Would you give the records below again, exactly and completely?

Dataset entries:
= = = = = = =

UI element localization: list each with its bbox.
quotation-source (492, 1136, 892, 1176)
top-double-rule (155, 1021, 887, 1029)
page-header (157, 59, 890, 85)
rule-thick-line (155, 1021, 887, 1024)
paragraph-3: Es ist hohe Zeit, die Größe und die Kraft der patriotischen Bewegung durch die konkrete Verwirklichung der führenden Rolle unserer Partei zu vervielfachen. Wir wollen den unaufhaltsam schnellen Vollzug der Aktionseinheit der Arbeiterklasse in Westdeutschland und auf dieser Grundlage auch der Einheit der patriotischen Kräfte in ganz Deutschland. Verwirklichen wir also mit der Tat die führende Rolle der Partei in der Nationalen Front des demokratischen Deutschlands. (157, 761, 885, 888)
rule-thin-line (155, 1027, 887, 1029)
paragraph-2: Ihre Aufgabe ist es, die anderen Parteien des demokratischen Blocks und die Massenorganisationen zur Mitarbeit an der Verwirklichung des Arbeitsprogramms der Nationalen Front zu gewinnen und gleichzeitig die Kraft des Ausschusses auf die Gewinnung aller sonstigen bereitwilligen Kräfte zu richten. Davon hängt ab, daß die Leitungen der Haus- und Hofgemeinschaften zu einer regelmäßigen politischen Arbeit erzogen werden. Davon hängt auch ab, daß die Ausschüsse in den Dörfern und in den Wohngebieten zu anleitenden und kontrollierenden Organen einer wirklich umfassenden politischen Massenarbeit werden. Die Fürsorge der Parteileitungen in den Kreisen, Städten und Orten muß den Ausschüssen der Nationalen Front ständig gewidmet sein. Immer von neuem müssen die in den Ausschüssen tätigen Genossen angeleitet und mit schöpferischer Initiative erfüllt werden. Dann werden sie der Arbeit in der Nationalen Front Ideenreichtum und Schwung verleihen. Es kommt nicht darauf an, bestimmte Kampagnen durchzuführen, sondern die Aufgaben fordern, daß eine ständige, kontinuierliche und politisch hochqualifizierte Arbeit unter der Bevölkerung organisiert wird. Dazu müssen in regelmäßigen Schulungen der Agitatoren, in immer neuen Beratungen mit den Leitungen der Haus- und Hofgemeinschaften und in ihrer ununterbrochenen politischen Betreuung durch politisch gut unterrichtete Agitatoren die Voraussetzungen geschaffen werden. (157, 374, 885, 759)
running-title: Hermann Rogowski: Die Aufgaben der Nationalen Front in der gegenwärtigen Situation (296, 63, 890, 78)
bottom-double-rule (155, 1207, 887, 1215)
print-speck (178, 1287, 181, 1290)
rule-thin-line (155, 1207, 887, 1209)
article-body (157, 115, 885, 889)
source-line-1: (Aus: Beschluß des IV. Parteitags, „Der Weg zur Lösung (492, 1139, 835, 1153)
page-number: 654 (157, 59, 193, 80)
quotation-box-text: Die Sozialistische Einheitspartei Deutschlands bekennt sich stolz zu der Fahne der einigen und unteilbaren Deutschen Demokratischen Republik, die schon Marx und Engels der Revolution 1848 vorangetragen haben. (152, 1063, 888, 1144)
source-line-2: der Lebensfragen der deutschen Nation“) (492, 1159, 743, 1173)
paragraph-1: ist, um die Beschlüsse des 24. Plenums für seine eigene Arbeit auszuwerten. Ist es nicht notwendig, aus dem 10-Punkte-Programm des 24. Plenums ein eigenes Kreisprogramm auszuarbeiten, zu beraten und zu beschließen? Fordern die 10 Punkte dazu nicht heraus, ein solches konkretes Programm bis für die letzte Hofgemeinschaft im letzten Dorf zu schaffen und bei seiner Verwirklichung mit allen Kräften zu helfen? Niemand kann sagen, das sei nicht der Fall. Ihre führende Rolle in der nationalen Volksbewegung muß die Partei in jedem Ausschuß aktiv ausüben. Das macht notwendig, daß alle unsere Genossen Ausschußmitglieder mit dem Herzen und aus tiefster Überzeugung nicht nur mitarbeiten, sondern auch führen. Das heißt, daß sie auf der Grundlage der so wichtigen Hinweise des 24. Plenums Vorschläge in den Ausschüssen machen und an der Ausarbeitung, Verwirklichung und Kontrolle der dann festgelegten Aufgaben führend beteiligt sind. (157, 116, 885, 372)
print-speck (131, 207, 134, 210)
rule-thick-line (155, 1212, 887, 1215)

= = = = = = =

*Exercise result*:
UI element localization: list each with its bbox.
quotation-source (492, 1136, 892, 1176)
top-double-rule (155, 1021, 887, 1029)
page-header (157, 59, 890, 85)
rule-thick-line (155, 1021, 887, 1024)
paragraph-3: Es ist hohe Zeit, die Größe und die Kraft der patriotischen Bewegung durch die konkrete Verwirklichung der führenden Rolle unserer Partei zu vervielfachen. Wir wollen den unaufhaltsam schnellen Vollzug der Aktionseinheit der Arbeiterklasse in Westdeutschland und auf dieser Grundlage auch der Einheit der patriotischen Kräfte in ganz Deutschland. Verwirklichen wir also mit der Tat die führende Rolle der Partei in der Nationalen Front des demokratischen Deutschlands. (157, 761, 885, 888)
rule-thin-line (155, 1027, 887, 1029)
paragraph-2: Ihre Aufgabe ist es, die anderen Parteien des demokratischen Blocks und die Massenorganisationen zur Mitarbeit an der Verwirklichung des Arbeitsprogramms der Nationalen Front zu gewinnen und gleichzeitig die Kraft des Ausschusses auf die Gewinnung aller sonstigen bereitwilligen Kräfte zu richten. Davon hängt ab, daß die Leitungen der Haus- und Hofgemeinschaften zu einer regelmäßigen politischen Arbeit erzogen werden. Davon hängt auch ab, daß die Ausschüsse in den Dörfern und in den Wohngebieten zu anleitenden und kontrollierenden Organen einer wirklich umfassenden politischen Massenarbeit werden. Die Fürsorge der Parteileitungen in den Kreisen, Städten und Orten muß den Ausschüssen der Nationalen Front ständig gewidmet sein. Immer von neuem müssen die in den Ausschüssen tätigen Genossen angeleitet und mit schöpferischer Initiative erfüllt werden. Dann werden sie der Arbeit in der Nationalen Front Ideenreichtum und Schwung verleihen. Es kommt nicht darauf an, bestimmte Kampagnen durchzuführen, sondern die Aufgaben fordern, daß eine ständige, kontinuierliche und politisch hochqualifizierte Arbeit unter der Bevölkerung organisiert wird. Dazu müssen in regelmäßigen Schulungen der Agitatoren, in immer neuen Beratungen mit den Leitungen der Haus- und Hofgemeinschaften und in ihrer ununterbrochenen politischen Betreuung durch politisch gut unterrichtete Agitatoren die Voraussetzungen geschaffen werden. (157, 374, 885, 759)
running-title: Hermann Rogowski: Die Aufgaben der Nationalen Front in der gegenwärtigen Situation (296, 63, 890, 78)
bottom-double-rule (155, 1207, 887, 1215)
print-speck (178, 1287, 181, 1290)
rule-thin-line (155, 1207, 887, 1209)
article-body (157, 115, 885, 889)
source-line-1: (Aus: Beschluß des IV. Parteitags, „Der Weg zur Lösung (492, 1139, 835, 1153)
page-number: 654 (157, 59, 193, 80)
quotation-box-text: Die Sozialistische Einheitspartei Deutschlands bekennt sich stolz zu der Fahne der einigen und unteilbaren Deutschen Demokratischen Republik, die schon Marx und Engels der Revolution 1848 vorangetragen haben. (152, 1063, 888, 1144)
source-line-2: der Lebensfragen der deutschen Nation“) (492, 1159, 743, 1173)
paragraph-1: ist, um die Beschlüsse des 24. Plenums für seine eigene Arbeit auszuwerten. Ist es nicht notwendig, aus dem 10-Punkte-Programm des 24. Plenums ein eigenes Kreisprogramm auszuarbeiten, zu beraten und zu beschließen? Fordern die 10 Punkte dazu nicht heraus, ein solches konkretes Programm bis für die letzte Hofgemeinschaft im letzten Dorf zu schaffen und bei seiner Verwirklichung mit allen Kräften zu helfen? Niemand kann sagen, das sei nicht der Fall. Ihre führende Rolle in der nationalen Volksbewegung muß die Partei in jedem Ausschuß aktiv ausüben. Das macht notwendig, daß alle unsere Genossen Ausschußmitglieder mit dem Herzen und aus tiefster Überzeugung nicht nur mitarbeiten, sondern auch führen. Das heißt, daß sie auf der Grundlage der so wichtigen Hinweise des 24. Plenums Vorschläge in den Ausschüssen machen und an der Ausarbeitung, Verwirklichung und Kontrolle der dann festgelegten Aufgaben führend beteiligt sind. (157, 116, 885, 372)
print-speck (131, 207, 134, 210)
rule-thick-line (155, 1212, 887, 1215)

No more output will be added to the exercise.